[GOAL] Write out the data again in full, exactly as it reads.

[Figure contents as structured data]
______

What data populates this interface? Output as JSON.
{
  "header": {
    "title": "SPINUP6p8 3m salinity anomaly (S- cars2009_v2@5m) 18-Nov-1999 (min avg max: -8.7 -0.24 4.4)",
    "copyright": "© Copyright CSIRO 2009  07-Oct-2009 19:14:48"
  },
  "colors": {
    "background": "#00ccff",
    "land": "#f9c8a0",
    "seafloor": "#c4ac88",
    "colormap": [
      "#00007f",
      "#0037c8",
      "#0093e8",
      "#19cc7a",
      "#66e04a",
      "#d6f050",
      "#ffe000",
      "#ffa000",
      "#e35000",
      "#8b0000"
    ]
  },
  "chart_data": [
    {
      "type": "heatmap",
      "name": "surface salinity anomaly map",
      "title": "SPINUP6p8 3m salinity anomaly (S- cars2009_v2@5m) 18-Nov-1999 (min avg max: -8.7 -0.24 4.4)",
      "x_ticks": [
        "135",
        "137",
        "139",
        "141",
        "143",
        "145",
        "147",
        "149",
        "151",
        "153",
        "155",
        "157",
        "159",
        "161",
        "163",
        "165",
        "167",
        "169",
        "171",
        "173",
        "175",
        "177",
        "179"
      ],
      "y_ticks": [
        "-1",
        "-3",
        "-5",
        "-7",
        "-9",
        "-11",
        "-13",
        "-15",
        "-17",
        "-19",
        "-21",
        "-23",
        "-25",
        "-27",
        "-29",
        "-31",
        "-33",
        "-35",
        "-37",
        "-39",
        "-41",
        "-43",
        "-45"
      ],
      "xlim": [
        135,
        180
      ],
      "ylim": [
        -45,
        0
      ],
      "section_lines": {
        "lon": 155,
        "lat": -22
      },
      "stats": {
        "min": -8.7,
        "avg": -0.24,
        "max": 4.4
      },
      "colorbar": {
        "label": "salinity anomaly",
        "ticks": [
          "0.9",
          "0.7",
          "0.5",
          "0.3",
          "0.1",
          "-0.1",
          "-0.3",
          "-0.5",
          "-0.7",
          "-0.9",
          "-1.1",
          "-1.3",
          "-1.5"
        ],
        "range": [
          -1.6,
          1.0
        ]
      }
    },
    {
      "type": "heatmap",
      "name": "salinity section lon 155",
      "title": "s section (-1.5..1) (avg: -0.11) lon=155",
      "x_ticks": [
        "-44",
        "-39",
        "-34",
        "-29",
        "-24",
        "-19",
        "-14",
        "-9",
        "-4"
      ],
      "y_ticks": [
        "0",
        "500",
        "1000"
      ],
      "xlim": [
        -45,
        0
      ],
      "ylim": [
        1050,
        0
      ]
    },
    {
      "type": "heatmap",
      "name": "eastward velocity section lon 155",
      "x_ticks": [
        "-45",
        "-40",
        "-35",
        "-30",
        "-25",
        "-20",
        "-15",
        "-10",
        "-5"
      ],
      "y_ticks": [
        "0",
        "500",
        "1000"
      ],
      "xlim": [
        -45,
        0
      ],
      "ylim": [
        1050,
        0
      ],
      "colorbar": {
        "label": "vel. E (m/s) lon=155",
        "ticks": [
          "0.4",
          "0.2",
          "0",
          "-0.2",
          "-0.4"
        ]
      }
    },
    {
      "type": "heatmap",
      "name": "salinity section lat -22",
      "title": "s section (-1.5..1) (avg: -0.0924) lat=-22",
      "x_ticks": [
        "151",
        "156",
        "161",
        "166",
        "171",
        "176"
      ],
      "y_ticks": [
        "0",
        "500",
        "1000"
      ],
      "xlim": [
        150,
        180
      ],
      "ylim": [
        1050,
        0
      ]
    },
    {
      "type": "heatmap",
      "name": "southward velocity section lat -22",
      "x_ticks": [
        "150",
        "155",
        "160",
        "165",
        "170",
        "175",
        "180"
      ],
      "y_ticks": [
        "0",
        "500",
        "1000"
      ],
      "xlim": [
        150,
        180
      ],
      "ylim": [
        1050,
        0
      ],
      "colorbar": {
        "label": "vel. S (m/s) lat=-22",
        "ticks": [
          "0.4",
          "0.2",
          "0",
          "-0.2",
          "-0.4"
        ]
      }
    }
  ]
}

______

[REPLY TO THE EXERCISE]
What data populates this interface? Output as JSON.
{
  "header": {
    "title": "SPINUP6p8 3m salinity anomaly (S- cars2009_v2@5m) 18-Nov-1999 (min avg max: -8.7 -0.24 4.4)",
    "copyright": "© Copyright CSIRO 2009  07-Oct-2009 19:14:48"
  },
  "colors": {
    "background": "#00ccff",
    "land": "#f9c8a0",
    "seafloor": "#c4ac88",
    "colormap": [
      "#00007f",
      "#0037c8",
      "#0093e8",
      "#19cc7a",
      "#66e04a",
      "#d6f050",
      "#ffe000",
      "#ffa000",
      "#e35000",
      "#8b0000"
    ]
  },
  "chart_data": [
    {
      "type": "heatmap",
      "name": "surface salinity anomaly map",
      "title": "SPINUP6p8 3m salinity anomaly (S- cars2009_v2@5m) 18-Nov-1999 (min avg max: -8.7 -0.24 4.4)",
      "x_ticks": [
        "135",
        "137",
        "139",
        "141",
        "143",
        "145",
        "147",
        "149",
        "151",
        "153",
        "155",
        "157",
        "159",
        "161",
        "163",
        "165",
        "167",
        "169",
        "171",
        "173",
        "175",
        "177",
        "179"
      ],
      "y_ticks": [
        "-1",
        "-3",
        "-5",
        "-7",
        "-9",
        "-11",
        "-13",
        "-15",
        "-17",
        "-19",
        "-21",
        "-23",
        "-25",
        "-27",
        "-29",
        "-31",
        "-33",
        "-35",
        "-37",
        "-39",
        "-41",
        "-43",
        "-45"
      ],
      "xlim": [
        135,
        180
      ],
      "ylim": [
        -45,
        0
      ],
      "section_lines": {
        "lon": 155,
        "lat": -22
      },
      "stats": {
        "min": -8.7,
        "avg": -0.24,
        "max": 4.4
      },
      "colorbar": {
        "label": "salinity anomaly",
        "ticks": [
          "0.9",
          "0.7",
          "0.5",
          "0.3",
          "0.1",
          "-0.1",
          "-0.3",
          "-0.5",
          "-0.7",
          "-0.9",
          "-1.1",
          "-1.3",
          "-1.5"
        ],
        "range": [
          -1.6,
          1.0
        ]
      }
    },
    {
      "type": "heatmap",
      "name": "salinity section lon 155",
      "title": "s section (-1.5..1) (avg: -0.11) lon=155",
      "x_ticks": [
        "-44",
        "-39",
        "-34",
        "-29",
        "-24",
        "-19",
        "-14",
        "-9",
        "-4"
      ],
      "y_ticks": [
        "0",
        "500",
        "1000"
      ],
      "xlim": [
        -45,
        0
      ],
      "ylim": [
        1050,
        0
      ]
    },
    {
      "type": "heatmap",
      "name": "eastward velocity section lon 155",
      "x_ticks": [
        "-45",
        "-40",
        "-35",
        "-30",
        "-25",
        "-20",
        "-15",
        "-10",
        "-5"
      ],
      "y_ticks": [
        "0",
        "500",
        "1000"
      ],
      "xlim": [
        -45,
        0
      ],
      "ylim": [
        1050,
        0
      ],
      "colorbar": {
        "label": "vel. E (m/s) lon=155",
        "ticks": [
          "0.4",
          "0.2",
          "0",
          "-0.2",
          "-0.4"
        ]
      }
    },
    {
      "type": "heatmap",
      "name": "salinity section lat -22",
      "title": "s section (-1.5..1) (avg: -0.0924) lat=-22",
      "x_ticks": [
        "151",
        "156",
        "161",
        "166",
        "171",
        "176"
      ],
      "y_ticks": [
        "0",
        "500",
        "1000"
      ],
      "xlim": [
        150,
        180
      ],
      "ylim": [
        1050,
        0
      ]
    },
    {
      "type": "heatmap",
      "name": "southward velocity section lat -22",
      "x_ticks": [
        "150",
        "155",
        "160",
        "165",
        "170",
        "175",
        "180"
      ],
      "y_ticks": [
        "0",
        "500",
        "1000"
      ],
      "xlim": [
        150,
        180
      ],
      "ylim": [
        1050,
        0
      ],
      "colorbar": {
        "label": "vel. S (m/s) lat=-22",
        "ticks": [
          "0.4",
          "0.2",
          "0",
          "-0.2",
          "-0.4"
        ]
      }
    }
  ]
}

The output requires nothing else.